What this task involves
Reproduce the records that follow in full, excluding any picture they contain.

Saved entries
--- START ---

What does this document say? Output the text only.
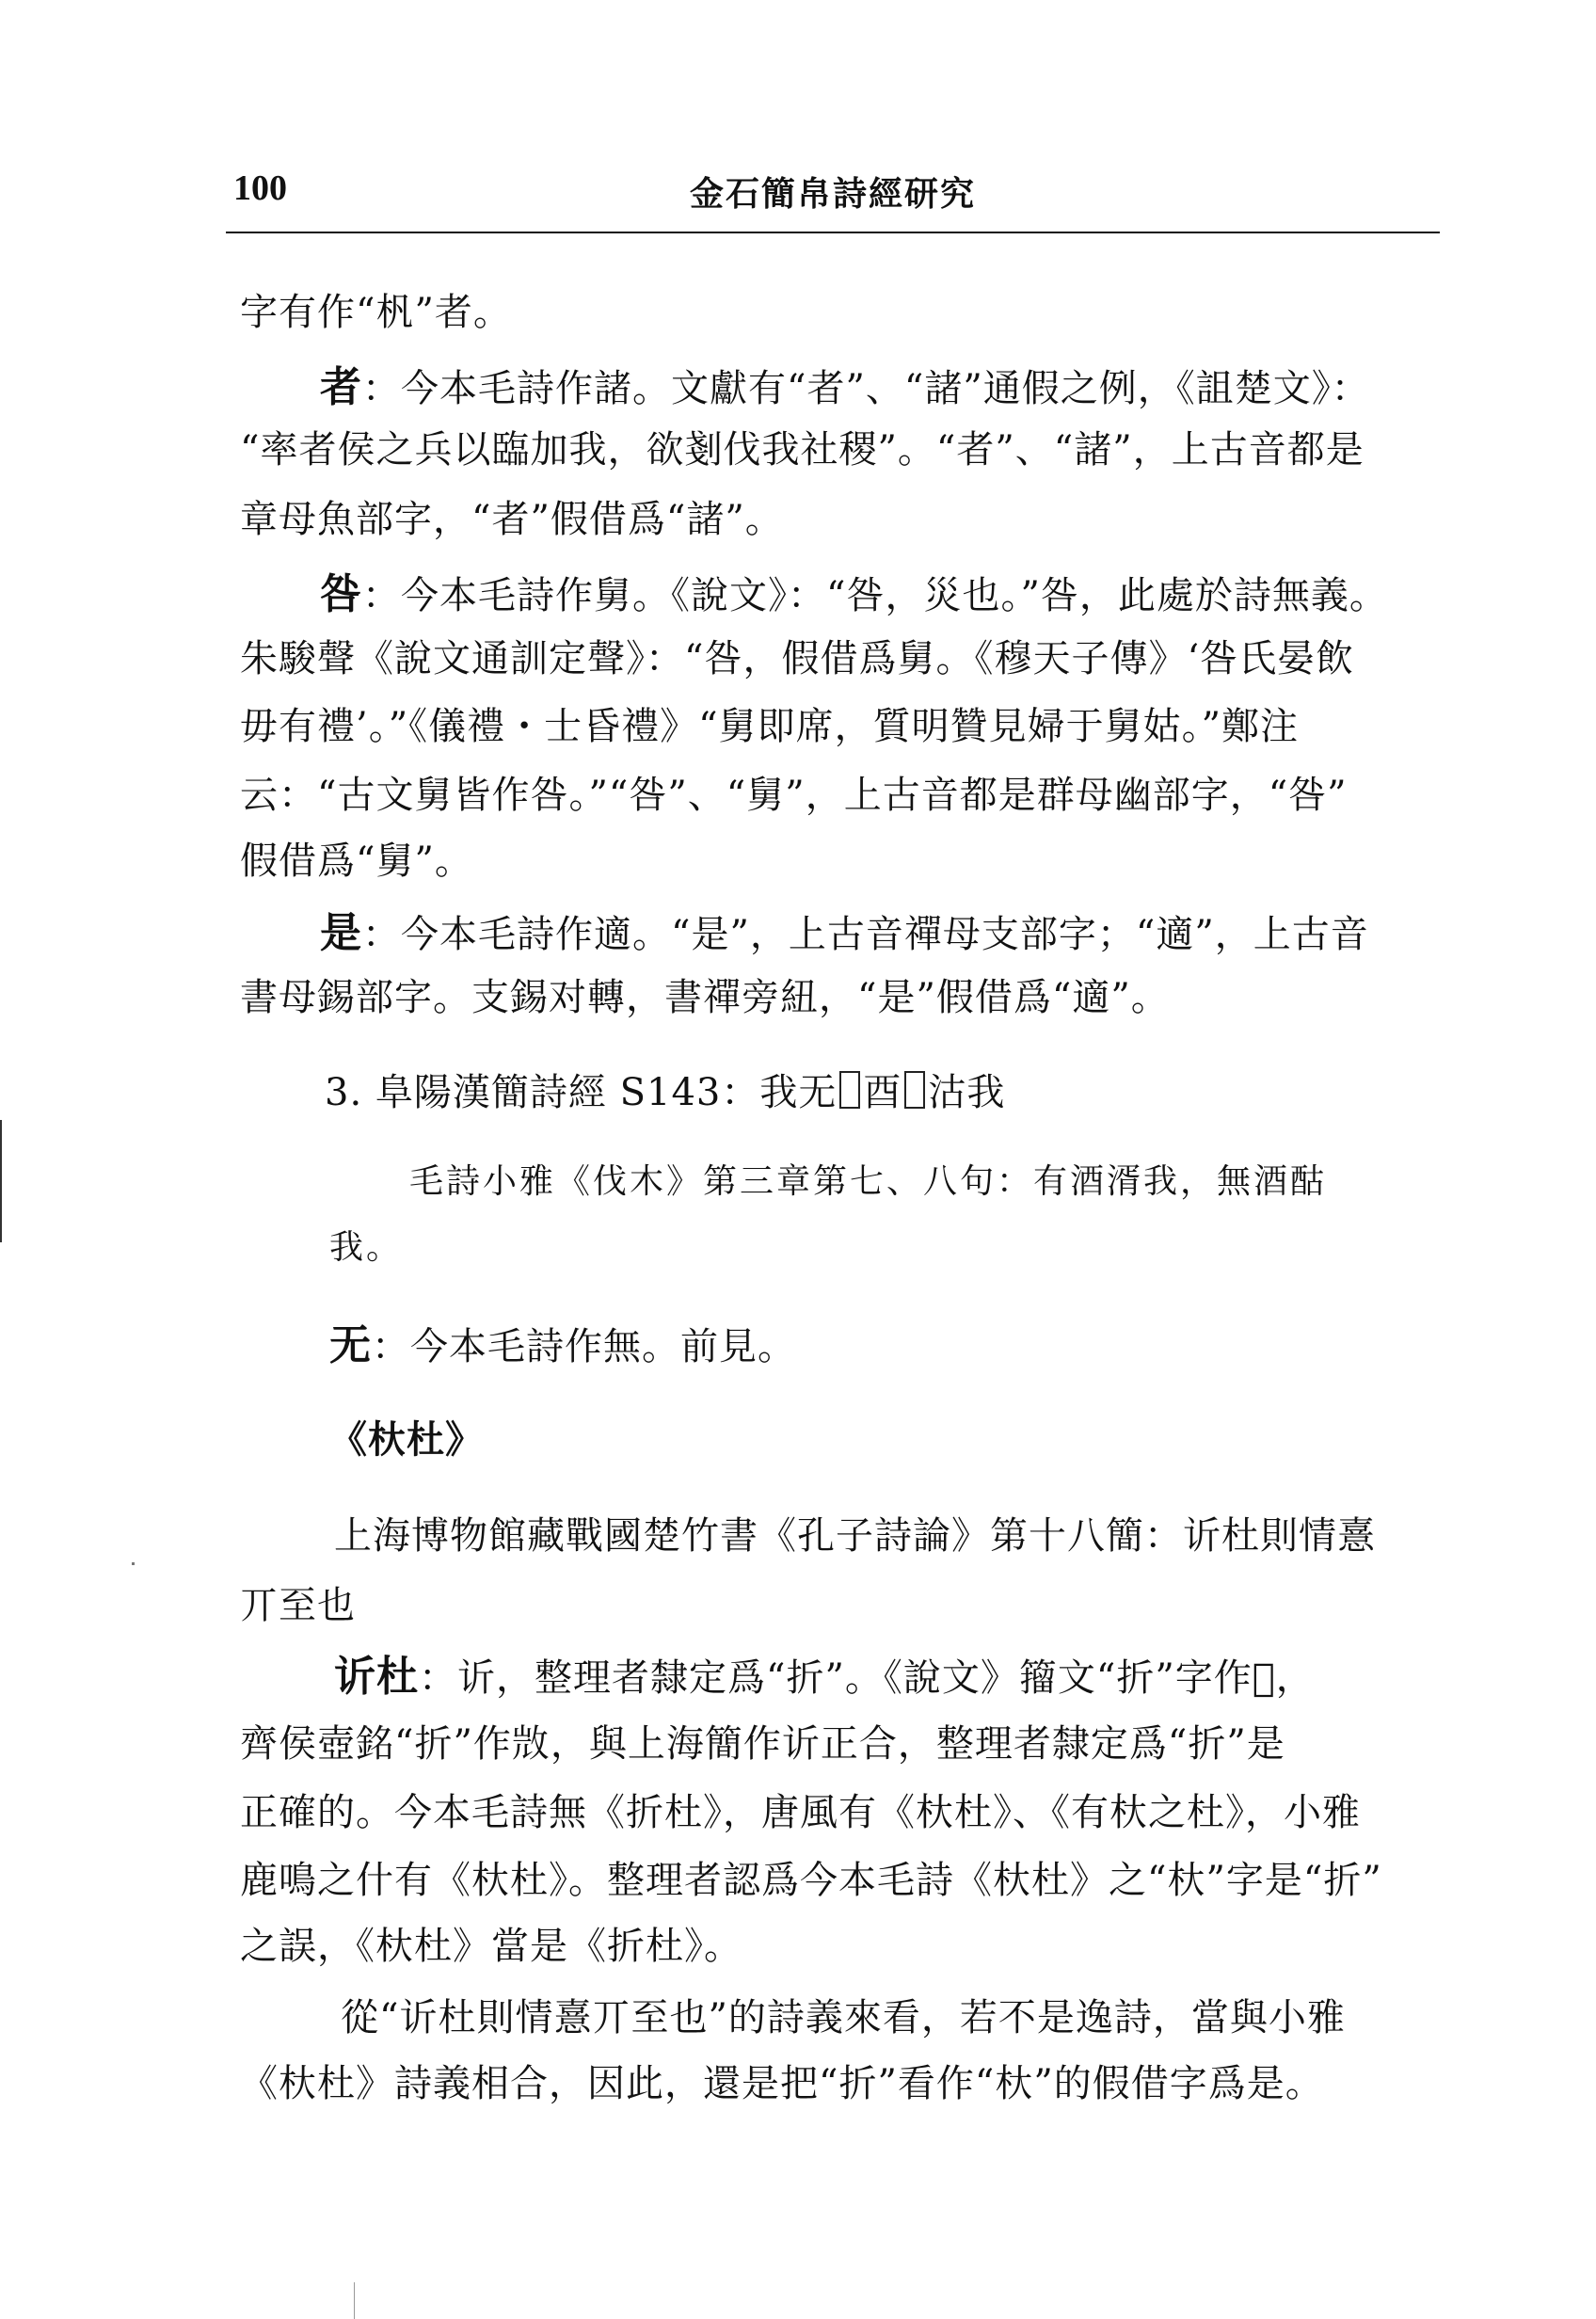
100	金石簡帛詩經研究
字有作“杋”者。
者：今本毛詩作諸。文獻有“者”、“諸”通假之例，《詛楚文》：
“率者侯之兵以臨加我，欲剗伐我社稷”。“者”、“諸”，上古音都是
章母魚部字，“者”假借爲“諸”。
咎：今本毛詩作舅。《說文》：“咎，災也。”咎，此處於詩無義。
朱駿聲《說文通訓定聲》：“咎，假借爲舅。《穆天子傳》‘咎氏晏飲
毋有禮’。”《儀禮・士昏禮》“舅即席，質明贊見婦于舅姑。”鄭注
云：“古文舅皆作咎。”“咎”、“舅”，上古音都是群母幽部字，“咎”
假借爲“舅”。
是：今本毛詩作適。“是”，上古音禪母支部字；“適”，上古音
書母錫部字。支錫对轉，書禪旁紐，“是”假借爲“適”。
3. 阜陽漢簡詩經 S143：我无 酉 沽我
毛詩小雅《伐木》第三章第七、八句：有酒湑我，無酒酤
我。
无：今本毛詩作無。前見。
《杕杜》
上海博物館藏戰國楚竹書《孔子詩論》第十八簡：䜣杜則情憙
丌至也
䜣杜：䜣，整理者隸定爲“折”。《說文》籀文“折”字作𣂚，
齊侯壺銘“折”作𣁋，與上海簡作䜣正合，整理者隸定爲“折”是
正確的。今本毛詩無《折杜》，唐風有《杕杜》、《有杕之杜》，小雅
鹿鳴之什有《杕杜》。整理者認爲今本毛詩《杕杜》之“杕”字是“折”
之誤，《杕杜》當是《折杜》。
從“䜣杜則情憙丌至也”的詩義來看，若不是逸詩，當與小雅
《杕杜》詩義相合，因此，還是把“折”看作“杕”的假借字爲是。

--- END ---

Answer below
What does this document say? Output the text only.
100	金石簡帛詩經研究
字有作“杋”者。
者：今本毛詩作諸。文獻有“者”、“諸”通假之例，《詛楚文》：
“率者侯之兵以臨加我，欲剗伐我社稷”。“者”、“諸”，上古音都是
章母魚部字，“者”假借爲“諸”。
咎：今本毛詩作舅。《說文》：“咎，災也。”咎，此處於詩無義。
朱駿聲《說文通訓定聲》：“咎，假借爲舅。《穆天子傳》‘咎氏晏飲
毋有禮’。”《儀禮・士昏禮》“舅即席，質明贊見婦于舅姑。”鄭注
云：“古文舅皆作咎。”“咎”、“舅”，上古音都是群母幽部字，“咎”
假借爲“舅”。
是：今本毛詩作適。“是”，上古音禪母支部字；“適”，上古音
書母錫部字。支錫对轉，書禪旁紐，“是”假借爲“適”。
3. 阜陽漢簡詩經 S143：我无 酉 沽我
毛詩小雅《伐木》第三章第七、八句：有酒湑我，無酒酤
我。
无：今本毛詩作無。前見。
《杕杜》
上海博物館藏戰國楚竹書《孔子詩論》第十八簡：䜣杜則情憙
丌至也
䜣杜：䜣，整理者隸定爲“折”。《說文》籀文“折”字作𣂚，
齊侯壺銘“折”作𣁋，與上海簡作䜣正合，整理者隸定爲“折”是
正確的。今本毛詩無《折杜》，唐風有《杕杜》、《有杕之杜》，小雅
鹿鳴之什有《杕杜》。整理者認爲今本毛詩《杕杜》之“杕”字是“折”
之誤，《杕杜》當是《折杜》。
從“䜣杜則情憙丌至也”的詩義來看，若不是逸詩，當與小雅
《杕杜》詩義相合，因此，還是把“折”看作“杕”的假借字爲是。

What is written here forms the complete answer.